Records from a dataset

========

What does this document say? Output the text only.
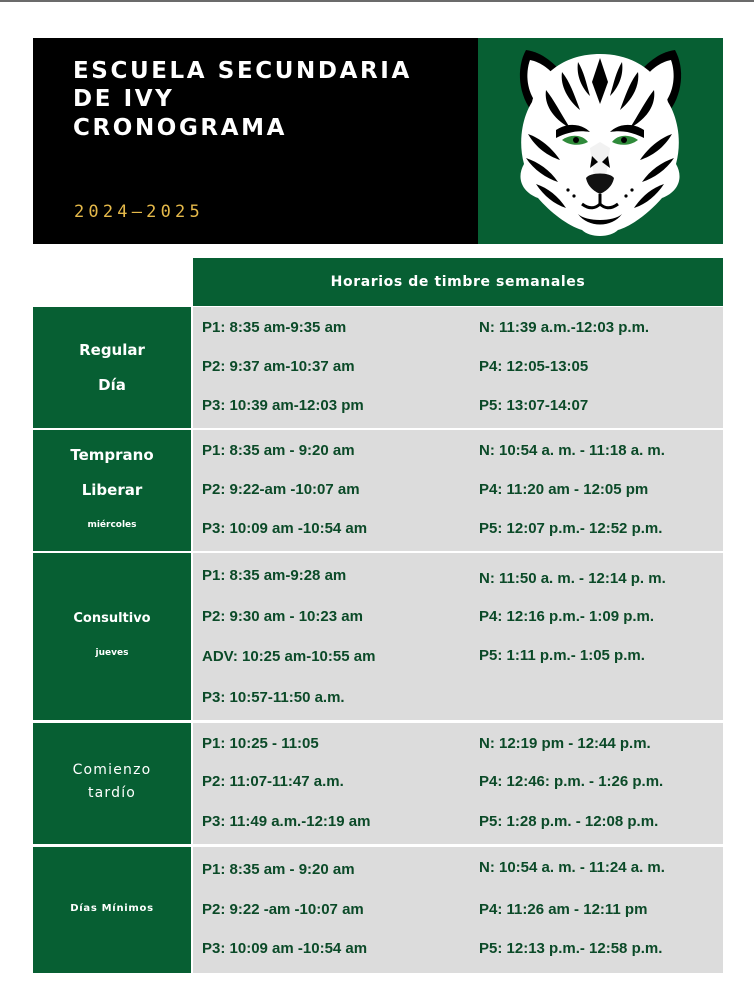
ESCUELA SECUNDARIA
DE IVY
CRONOGRAMA
2024–2025
Horarios de timbre semanales
Regular
Día
P1: 8:35 am-9:35 am
P2: 9:37 am-10:37 am
P3: 10:39 am-12:03 pm
N: 11:39 a.m.-12:03 p.m.
P4: 12:05-13:05
P5: 13:07-14:07
Temprano
Liberar
miércoles
P1: 8:35 am - 9:20 am
P2: 9:22-am -10:07 am
P3: 10:09 am -10:54 am
N: 10:54 a. m. - 11:18 a. m.
P4: 11:20 am - 12:05 pm
P5: 12:07 p.m.- 12:52 p.m.
Consultivo
jueves
P1: 8:35 am-9:28 am
P2: 9:30 am - 10:23 am
ADV: 10:25 am-10:55 am
P3: 10:57-11:50 a.m.
N: 11:50 a. m. - 12:14 p. m.
P4: 12:16 p.m.- 1:09 p.m.
P5: 1:11 p.m.- 1:05 p.m.
Comienzo
tardío
P1: 10:25 - 11:05
P2: 11:07-11:47 a.m.
P3: 11:49 a.m.-12:19 am
N: 12:19 pm - 12:44 p.m.
P4: 12:46: p.m. - 1:26 p.m.
P5: 1:28 p.m. - 12:08 p.m.
Días Mínimos
P1: 8:35 am - 9:20 am
P2: 9:22 -am -10:07 am
P3: 10:09 am -10:54 am
N: 10:54 a. m. - 11:24 a. m.
P4: 11:26 am - 12:11 pm
P5: 12:13 p.m.- 12:58 p.m.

========

Directions for this task >> Go through the entries above and output them exactly, without pictures.

The solution >>
What does this document say? Output the text only.
ESCUELA SECUNDARIA
DE IVY
CRONOGRAMA
2024–2025
Horarios de timbre semanales
Regular
Día
P1: 8:35 am-9:35 am
P2: 9:37 am-10:37 am
P3: 10:39 am-12:03 pm
N: 11:39 a.m.-12:03 p.m.
P4: 12:05-13:05
P5: 13:07-14:07
Temprano
Liberar
miércoles
P1: 8:35 am - 9:20 am
P2: 9:22-am -10:07 am
P3: 10:09 am -10:54 am
N: 10:54 a. m. - 11:18 a. m.
P4: 11:20 am - 12:05 pm
P5: 12:07 p.m.- 12:52 p.m.
Consultivo
jueves
P1: 8:35 am-9:28 am
P2: 9:30 am - 10:23 am
ADV: 10:25 am-10:55 am
P3: 10:57-11:50 a.m.
N: 11:50 a. m. - 12:14 p. m.
P4: 12:16 p.m.- 1:09 p.m.
P5: 1:11 p.m.- 1:05 p.m.
Comienzo
tardío
P1: 10:25 - 11:05
P2: 11:07-11:47 a.m.
P3: 11:49 a.m.-12:19 am
N: 12:19 pm - 12:44 p.m.
P4: 12:46: p.m. - 1:26 p.m.
P5: 1:28 p.m. - 12:08 p.m.
Días Mínimos
P1: 8:35 am - 9:20 am
P2: 9:22 -am -10:07 am
P3: 10:09 am -10:54 am
N: 10:54 a. m. - 11:24 a. m.
P4: 11:26 am - 12:11 pm
P5: 12:13 p.m.- 12:58 p.m.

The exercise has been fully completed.